## [What this task involves]
Determine the number of lines where "JSON" occurs and reply with that number by itself.

## [Stored rows]
☆ ☆ ☆ ☆
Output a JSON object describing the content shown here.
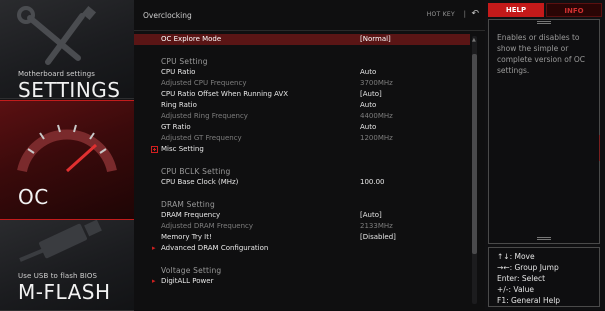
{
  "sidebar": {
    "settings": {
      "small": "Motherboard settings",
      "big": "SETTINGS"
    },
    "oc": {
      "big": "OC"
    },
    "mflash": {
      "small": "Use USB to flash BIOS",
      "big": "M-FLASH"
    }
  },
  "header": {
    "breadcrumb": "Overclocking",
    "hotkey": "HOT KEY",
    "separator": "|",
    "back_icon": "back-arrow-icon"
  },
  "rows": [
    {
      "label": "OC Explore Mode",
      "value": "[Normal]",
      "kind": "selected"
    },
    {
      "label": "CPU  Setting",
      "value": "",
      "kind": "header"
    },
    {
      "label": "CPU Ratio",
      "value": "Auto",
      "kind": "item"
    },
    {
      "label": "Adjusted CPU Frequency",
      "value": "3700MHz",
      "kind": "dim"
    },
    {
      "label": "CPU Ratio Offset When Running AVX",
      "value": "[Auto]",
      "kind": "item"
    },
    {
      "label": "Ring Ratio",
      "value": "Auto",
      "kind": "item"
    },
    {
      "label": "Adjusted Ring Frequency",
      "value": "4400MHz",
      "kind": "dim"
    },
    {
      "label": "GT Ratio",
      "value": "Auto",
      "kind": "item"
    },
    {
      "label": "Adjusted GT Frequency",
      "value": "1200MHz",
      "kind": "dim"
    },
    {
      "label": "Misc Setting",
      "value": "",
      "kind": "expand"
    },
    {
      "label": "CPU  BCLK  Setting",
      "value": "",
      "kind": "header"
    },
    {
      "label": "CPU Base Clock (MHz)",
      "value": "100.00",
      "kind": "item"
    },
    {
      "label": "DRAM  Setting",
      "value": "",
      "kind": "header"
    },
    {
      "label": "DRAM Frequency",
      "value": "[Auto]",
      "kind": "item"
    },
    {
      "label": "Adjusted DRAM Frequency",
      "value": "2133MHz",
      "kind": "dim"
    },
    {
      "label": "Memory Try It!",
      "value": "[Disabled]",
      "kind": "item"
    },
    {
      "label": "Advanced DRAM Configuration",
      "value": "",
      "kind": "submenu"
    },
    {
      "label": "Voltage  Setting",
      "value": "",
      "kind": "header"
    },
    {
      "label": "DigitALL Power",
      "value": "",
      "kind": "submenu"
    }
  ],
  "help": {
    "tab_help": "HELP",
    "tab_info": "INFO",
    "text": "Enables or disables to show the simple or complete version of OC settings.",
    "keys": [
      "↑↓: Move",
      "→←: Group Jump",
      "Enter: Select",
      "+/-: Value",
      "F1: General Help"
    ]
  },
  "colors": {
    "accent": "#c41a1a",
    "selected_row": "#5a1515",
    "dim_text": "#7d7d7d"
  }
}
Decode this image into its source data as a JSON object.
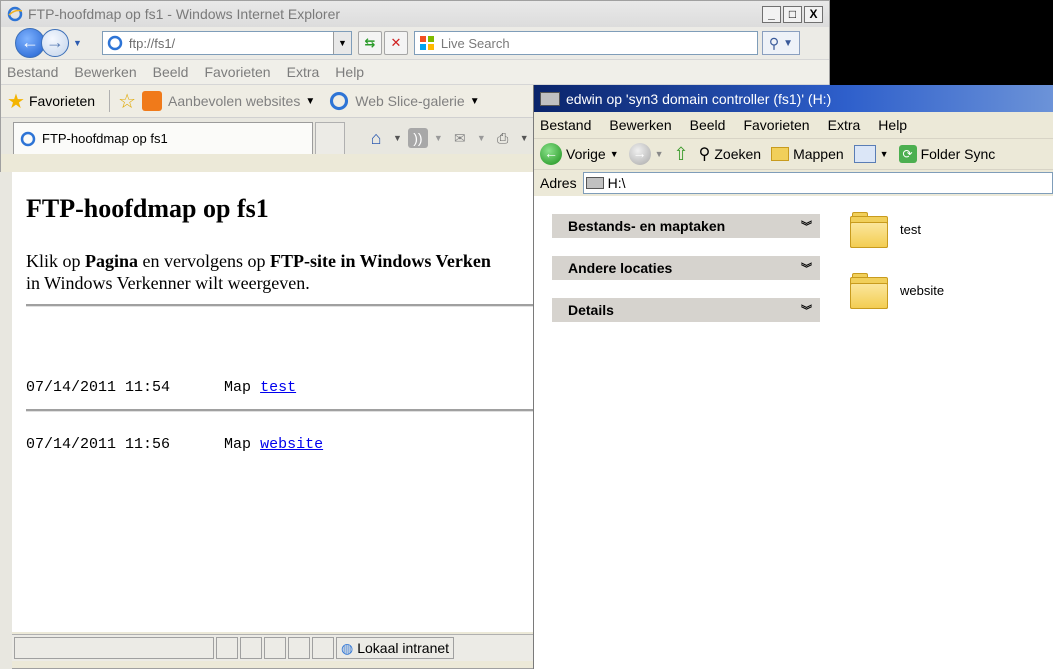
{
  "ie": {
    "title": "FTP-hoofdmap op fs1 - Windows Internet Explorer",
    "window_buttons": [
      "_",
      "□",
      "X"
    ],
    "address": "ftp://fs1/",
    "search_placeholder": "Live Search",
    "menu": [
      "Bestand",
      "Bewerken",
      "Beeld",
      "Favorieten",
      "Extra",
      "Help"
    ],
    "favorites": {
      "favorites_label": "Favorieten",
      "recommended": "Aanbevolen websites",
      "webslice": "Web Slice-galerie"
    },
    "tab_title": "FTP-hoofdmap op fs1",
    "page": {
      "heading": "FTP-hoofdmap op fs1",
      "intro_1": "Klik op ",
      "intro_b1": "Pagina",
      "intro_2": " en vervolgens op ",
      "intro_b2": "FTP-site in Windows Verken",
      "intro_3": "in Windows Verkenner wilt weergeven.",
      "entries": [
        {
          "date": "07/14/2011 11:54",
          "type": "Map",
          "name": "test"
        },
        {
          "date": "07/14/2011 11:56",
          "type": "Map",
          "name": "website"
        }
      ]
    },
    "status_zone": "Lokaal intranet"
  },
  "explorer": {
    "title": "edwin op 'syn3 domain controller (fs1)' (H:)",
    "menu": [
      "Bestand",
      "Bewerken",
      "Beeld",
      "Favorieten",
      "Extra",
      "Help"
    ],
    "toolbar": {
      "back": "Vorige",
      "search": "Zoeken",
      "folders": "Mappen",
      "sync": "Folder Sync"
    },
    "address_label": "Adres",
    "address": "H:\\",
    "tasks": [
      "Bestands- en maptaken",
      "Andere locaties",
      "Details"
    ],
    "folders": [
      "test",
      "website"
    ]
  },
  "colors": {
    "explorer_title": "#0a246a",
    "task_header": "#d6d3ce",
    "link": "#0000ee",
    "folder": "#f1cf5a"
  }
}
☆ ☆ ☆ ☆
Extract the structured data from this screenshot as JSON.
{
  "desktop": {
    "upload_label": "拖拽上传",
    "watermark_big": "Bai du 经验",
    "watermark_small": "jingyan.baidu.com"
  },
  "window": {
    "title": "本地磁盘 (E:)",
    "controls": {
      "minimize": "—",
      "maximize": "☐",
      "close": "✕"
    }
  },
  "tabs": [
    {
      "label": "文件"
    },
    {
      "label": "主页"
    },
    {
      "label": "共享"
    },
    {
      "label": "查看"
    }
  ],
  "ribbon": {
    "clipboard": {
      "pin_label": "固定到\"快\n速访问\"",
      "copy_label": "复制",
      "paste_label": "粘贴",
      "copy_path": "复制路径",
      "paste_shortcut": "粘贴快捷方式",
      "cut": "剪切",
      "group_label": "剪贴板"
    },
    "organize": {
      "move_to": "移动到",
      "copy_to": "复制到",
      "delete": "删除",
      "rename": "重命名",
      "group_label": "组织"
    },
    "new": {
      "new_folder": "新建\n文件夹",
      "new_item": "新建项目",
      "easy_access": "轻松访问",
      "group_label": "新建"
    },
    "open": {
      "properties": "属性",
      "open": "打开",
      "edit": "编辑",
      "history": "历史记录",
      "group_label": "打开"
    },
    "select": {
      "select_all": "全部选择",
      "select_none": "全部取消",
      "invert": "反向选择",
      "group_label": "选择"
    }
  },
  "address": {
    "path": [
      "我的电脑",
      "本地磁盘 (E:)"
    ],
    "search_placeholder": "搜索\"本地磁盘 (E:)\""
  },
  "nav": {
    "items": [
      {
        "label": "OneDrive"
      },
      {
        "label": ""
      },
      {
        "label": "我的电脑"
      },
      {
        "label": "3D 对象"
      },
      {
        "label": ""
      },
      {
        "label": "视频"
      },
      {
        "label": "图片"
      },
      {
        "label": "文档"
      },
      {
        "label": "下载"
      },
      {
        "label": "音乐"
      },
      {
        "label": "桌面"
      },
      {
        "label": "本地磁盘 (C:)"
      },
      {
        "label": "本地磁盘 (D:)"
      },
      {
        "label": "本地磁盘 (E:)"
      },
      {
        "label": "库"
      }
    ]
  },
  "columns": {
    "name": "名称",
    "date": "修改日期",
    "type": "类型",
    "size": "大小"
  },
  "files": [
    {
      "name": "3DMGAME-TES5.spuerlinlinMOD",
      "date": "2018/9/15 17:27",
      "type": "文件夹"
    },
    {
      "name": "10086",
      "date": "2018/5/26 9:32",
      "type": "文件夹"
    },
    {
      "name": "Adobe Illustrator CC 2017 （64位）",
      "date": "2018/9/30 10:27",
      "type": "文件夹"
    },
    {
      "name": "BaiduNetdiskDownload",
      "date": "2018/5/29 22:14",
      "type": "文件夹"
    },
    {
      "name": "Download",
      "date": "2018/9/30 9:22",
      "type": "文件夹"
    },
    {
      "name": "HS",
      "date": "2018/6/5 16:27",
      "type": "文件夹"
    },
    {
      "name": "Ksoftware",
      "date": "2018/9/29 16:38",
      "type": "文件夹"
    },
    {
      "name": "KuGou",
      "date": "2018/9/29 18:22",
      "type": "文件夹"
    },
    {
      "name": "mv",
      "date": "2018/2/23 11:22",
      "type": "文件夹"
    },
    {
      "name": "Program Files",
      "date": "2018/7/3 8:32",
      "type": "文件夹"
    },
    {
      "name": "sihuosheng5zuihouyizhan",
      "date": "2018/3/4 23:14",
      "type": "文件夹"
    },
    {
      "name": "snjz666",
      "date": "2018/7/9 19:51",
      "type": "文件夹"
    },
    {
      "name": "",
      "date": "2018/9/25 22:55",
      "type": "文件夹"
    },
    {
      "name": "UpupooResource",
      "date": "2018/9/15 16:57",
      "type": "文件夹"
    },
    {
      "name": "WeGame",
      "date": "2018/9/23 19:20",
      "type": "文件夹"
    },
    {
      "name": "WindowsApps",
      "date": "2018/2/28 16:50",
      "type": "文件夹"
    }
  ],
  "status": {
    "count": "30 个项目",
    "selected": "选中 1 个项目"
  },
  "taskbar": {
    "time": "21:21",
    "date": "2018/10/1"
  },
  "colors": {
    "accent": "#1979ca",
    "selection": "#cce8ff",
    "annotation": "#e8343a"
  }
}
☆ ☆ ☆ ☆
## [Answer to the problem]
3